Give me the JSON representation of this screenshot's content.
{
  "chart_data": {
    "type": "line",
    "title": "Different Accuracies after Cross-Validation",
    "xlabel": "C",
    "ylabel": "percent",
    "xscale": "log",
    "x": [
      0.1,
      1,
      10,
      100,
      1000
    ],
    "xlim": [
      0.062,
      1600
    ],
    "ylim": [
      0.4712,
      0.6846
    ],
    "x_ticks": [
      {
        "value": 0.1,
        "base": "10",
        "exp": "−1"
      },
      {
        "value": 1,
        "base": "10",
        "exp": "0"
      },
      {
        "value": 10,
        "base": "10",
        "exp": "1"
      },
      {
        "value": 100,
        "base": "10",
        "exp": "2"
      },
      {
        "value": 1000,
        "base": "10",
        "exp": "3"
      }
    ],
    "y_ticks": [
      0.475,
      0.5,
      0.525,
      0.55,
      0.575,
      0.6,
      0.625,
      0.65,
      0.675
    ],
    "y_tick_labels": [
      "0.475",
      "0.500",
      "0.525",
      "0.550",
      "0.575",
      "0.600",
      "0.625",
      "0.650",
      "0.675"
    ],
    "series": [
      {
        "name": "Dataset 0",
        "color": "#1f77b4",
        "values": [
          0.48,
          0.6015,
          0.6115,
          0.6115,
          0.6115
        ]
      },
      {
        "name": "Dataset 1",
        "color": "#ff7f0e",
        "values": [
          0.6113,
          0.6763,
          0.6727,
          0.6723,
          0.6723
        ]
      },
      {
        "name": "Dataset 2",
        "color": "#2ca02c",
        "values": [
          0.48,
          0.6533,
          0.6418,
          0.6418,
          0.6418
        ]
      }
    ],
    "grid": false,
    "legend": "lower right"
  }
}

TASK DESCRIPTION: Would you restate each of the entries word for word?

PROBLEM SOLUTION:
Give me the JSON representation of this screenshot's content.
{
  "chart_data": {
    "type": "line",
    "title": "Different Accuracies after Cross-Validation",
    "xlabel": "C",
    "ylabel": "percent",
    "xscale": "log",
    "x": [
      0.1,
      1,
      10,
      100,
      1000
    ],
    "xlim": [
      0.062,
      1600
    ],
    "ylim": [
      0.4712,
      0.6846
    ],
    "x_ticks": [
      {
        "value": 0.1,
        "base": "10",
        "exp": "−1"
      },
      {
        "value": 1,
        "base": "10",
        "exp": "0"
      },
      {
        "value": 10,
        "base": "10",
        "exp": "1"
      },
      {
        "value": 100,
        "base": "10",
        "exp": "2"
      },
      {
        "value": 1000,
        "base": "10",
        "exp": "3"
      }
    ],
    "y_ticks": [
      0.475,
      0.5,
      0.525,
      0.55,
      0.575,
      0.6,
      0.625,
      0.65,
      0.675
    ],
    "y_tick_labels": [
      "0.475",
      "0.500",
      "0.525",
      "0.550",
      "0.575",
      "0.600",
      "0.625",
      "0.650",
      "0.675"
    ],
    "series": [
      {
        "name": "Dataset 0",
        "color": "#1f77b4",
        "values": [
          0.48,
          0.6015,
          0.6115,
          0.6115,
          0.6115
        ]
      },
      {
        "name": "Dataset 1",
        "color": "#ff7f0e",
        "values": [
          0.6113,
          0.6763,
          0.6727,
          0.6723,
          0.6723
        ]
      },
      {
        "name": "Dataset 2",
        "color": "#2ca02c",
        "values": [
          0.48,
          0.6533,
          0.6418,
          0.6418,
          0.6418
        ]
      }
    ],
    "grid": false,
    "legend": "lower right"
  }
}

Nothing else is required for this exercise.